§ What you should do
Go through the material below and count the lines with the string "який"; the number is the whole answer.

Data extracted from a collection
* begin *

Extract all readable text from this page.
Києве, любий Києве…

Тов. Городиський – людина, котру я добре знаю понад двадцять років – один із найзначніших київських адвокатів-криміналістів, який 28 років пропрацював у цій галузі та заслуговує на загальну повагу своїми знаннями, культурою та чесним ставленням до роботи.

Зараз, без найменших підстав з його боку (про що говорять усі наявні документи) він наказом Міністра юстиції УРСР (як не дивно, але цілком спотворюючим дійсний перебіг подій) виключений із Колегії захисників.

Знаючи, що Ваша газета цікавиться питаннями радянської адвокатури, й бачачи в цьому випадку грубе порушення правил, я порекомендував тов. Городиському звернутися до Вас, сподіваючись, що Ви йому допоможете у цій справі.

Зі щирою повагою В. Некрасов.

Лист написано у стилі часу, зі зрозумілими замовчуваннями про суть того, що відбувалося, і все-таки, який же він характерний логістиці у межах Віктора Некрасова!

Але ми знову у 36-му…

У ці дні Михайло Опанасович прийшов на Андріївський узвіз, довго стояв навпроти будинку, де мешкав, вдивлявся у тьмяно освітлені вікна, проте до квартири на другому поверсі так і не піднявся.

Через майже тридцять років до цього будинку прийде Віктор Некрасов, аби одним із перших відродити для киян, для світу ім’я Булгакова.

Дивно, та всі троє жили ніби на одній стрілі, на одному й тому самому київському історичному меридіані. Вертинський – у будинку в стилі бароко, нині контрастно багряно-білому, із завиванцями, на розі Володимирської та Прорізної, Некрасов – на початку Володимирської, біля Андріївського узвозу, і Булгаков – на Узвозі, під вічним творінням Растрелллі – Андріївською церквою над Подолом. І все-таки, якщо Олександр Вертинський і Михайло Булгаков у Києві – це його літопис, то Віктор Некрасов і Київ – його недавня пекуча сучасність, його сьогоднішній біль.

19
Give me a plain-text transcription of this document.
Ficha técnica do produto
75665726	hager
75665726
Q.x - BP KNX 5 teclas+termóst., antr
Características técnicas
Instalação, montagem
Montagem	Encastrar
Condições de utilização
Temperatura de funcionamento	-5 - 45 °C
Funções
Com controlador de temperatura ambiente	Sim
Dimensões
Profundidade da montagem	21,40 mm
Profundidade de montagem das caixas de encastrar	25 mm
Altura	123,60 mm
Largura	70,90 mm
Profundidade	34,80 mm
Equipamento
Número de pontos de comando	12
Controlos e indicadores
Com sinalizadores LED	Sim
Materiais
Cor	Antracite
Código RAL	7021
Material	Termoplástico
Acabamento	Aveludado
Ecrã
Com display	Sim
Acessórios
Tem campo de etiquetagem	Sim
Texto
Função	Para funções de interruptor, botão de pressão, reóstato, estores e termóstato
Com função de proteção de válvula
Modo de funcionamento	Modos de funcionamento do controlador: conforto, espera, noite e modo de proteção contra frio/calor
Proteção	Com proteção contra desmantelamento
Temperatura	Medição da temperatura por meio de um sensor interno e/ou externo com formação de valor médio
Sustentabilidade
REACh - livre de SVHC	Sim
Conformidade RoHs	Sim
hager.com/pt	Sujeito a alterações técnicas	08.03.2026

* end *

§ Answer for this exercise
2